AIM OF THE EXERCISE: Pick out each line below containing "Survival".

INPUT FOR THIS TASK:
━━━━━━━━━━
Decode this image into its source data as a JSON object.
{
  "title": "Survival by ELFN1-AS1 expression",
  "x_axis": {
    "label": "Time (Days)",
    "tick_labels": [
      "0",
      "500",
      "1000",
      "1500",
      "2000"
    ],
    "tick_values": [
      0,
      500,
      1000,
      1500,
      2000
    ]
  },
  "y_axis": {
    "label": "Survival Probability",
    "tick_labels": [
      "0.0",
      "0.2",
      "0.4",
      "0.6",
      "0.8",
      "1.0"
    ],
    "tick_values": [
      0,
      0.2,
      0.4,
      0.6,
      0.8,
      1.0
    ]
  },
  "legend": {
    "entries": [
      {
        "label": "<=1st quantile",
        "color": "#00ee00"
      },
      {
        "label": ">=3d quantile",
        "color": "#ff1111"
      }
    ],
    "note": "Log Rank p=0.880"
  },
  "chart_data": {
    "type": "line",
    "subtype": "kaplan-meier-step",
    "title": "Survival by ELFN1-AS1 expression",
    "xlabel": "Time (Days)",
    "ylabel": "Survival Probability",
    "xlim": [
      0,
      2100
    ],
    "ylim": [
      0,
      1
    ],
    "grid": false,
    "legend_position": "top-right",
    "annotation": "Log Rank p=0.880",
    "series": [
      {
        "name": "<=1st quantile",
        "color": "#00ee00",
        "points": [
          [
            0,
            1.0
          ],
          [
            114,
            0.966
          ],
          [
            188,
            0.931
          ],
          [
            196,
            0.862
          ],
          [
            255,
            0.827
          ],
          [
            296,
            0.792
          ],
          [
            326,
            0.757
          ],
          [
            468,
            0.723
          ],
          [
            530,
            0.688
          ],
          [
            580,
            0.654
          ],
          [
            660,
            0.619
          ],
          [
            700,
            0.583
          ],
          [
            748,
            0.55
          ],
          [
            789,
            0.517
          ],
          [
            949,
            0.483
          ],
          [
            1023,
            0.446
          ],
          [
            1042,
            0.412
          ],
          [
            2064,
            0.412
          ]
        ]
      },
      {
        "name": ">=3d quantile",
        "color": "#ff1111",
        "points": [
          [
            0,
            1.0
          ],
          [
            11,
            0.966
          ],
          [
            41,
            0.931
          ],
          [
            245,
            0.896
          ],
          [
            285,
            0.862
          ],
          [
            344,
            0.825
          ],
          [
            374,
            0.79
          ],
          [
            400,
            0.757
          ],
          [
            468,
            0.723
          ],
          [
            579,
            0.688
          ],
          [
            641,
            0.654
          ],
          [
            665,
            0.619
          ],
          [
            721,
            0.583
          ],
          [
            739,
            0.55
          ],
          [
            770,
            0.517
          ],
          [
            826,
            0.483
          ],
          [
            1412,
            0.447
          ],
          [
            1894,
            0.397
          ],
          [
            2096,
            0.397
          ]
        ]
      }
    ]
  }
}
━━━━━━━━━━
SOLUTION BELOW:
  "title": "Survival by ELFN1-AS1 expression",
    "label": "Survival Probability",
    "title": "Survival by ELFN1-AS1 expression",
    "ylabel": "Survival Probability",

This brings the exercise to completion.